■ Texto de estudio ■
--------------------

Con el agua al cuello

Javier Llopis

De la miseria al Derecho Constitucional

Se supone que las próximas elecciones eran una oportunidad de oro para ajustarle las cuentas a un gobierno obsesionado por las cifras de la macroeconomía, cuyas decisiones han llevado a la miseria a millones de españoles. Se supone que estos comicios estaban considerados por amplios sectores de la población como un instrumento para forzar un cambio de las formas de hacer política y para llevar al poder a unos partidos con una lista de prioridades centrada en cuestiones como el bienestar social, los derechos laborales o la lucha contra la corrupción política. Se supone que en las semanas previas a la cita del 20 de diciembre los grandes temas de debate iban ser la supervivencia de nuestros servicios públicos, las políticas de transparencia o la instauración de una nueva economía que tuviera en cuenta el factor humano y en la que las estadísticas no acabaran aplastando al hombre de la calle.

Por extraño que parezca, ninguna de estas previsiones va a cumplirse. Las elecciones generales del 20-M vienen amarradas a un único tema: el proceso de independencia iniciado por Cataluña. De forma gradual pero inexorable, la crisis económica ha ido despareciendo de la actualidad y se ha visto desplazada por un aluvión de noticias relacionadas con la desconexión catalana. Donde antes había reportajes de colas ante los comedores de Cáritas, ahora hay imágenes de Carme Forcadell proclamando la inminente llegada de su nueva república. Los dramáticos testimonios televisivos de las familias de parados que no llegaban a final de mes han sido sustituidos por crónicas detalladas sobre la vida y milagros de la alegre muchachada de la CUP o por la última soflama patriotera de Artur Mas. El país parece empeñado en olvidarse de una durísima recesión cuyas consecuencias todavía están vigentes en toda su crudeza y ha decidido meterse hasta el cuello en una interminable discusión sobre las inaprensibles sutilezas del Derecho Constitucional.

--------------------

■ Actividad ■
Por favor, traduce al inglés esta oración del texto de estudio: «Por extraño que parezca, ninguna de estas previsiones va a cumplirse».

■ Información registrada ■

--------------------

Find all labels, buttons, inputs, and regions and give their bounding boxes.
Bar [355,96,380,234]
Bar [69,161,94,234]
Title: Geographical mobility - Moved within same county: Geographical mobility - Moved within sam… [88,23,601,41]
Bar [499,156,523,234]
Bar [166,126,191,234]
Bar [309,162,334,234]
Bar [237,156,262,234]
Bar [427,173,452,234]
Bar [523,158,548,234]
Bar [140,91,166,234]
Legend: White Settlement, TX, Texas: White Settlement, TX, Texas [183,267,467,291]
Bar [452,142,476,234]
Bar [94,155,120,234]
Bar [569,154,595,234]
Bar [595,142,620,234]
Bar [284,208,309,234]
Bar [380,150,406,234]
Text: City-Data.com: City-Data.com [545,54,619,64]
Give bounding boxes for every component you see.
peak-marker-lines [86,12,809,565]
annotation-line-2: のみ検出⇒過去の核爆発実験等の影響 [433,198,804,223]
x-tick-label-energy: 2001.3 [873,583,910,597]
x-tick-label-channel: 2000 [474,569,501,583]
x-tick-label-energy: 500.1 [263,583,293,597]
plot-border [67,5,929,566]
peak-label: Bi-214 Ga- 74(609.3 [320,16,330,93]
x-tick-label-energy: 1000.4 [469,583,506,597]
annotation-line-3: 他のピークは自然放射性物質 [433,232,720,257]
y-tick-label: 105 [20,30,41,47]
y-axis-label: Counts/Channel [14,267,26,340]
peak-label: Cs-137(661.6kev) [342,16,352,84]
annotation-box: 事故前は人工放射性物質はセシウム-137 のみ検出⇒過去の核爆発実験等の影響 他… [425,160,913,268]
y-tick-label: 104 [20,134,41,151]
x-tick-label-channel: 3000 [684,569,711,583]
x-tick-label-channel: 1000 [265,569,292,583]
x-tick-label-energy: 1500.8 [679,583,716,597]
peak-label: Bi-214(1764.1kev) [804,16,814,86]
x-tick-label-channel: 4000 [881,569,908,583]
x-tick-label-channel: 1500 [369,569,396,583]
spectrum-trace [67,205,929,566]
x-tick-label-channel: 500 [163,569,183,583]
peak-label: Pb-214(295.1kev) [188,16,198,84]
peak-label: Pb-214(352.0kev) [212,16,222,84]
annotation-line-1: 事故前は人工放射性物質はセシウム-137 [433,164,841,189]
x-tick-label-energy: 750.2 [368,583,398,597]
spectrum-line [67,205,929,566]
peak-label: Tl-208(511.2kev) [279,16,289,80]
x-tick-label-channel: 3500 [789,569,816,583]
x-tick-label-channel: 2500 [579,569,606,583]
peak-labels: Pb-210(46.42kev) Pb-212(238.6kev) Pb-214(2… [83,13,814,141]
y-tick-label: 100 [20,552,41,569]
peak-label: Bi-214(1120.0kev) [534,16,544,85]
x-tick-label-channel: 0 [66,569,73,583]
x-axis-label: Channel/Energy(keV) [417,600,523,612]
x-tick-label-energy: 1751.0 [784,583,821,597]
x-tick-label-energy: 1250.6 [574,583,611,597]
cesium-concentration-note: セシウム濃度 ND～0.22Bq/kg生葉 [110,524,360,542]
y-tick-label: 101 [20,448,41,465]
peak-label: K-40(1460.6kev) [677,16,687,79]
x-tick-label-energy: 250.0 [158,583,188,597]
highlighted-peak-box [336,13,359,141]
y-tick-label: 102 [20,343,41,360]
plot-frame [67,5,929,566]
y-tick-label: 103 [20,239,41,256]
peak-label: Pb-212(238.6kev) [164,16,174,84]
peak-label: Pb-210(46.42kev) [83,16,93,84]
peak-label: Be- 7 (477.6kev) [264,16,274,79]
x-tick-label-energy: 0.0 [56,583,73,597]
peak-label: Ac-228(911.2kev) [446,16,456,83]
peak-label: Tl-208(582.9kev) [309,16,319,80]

--------------------

■ Resultado ■
Strange as it may seem, none of these predictions is going to come true.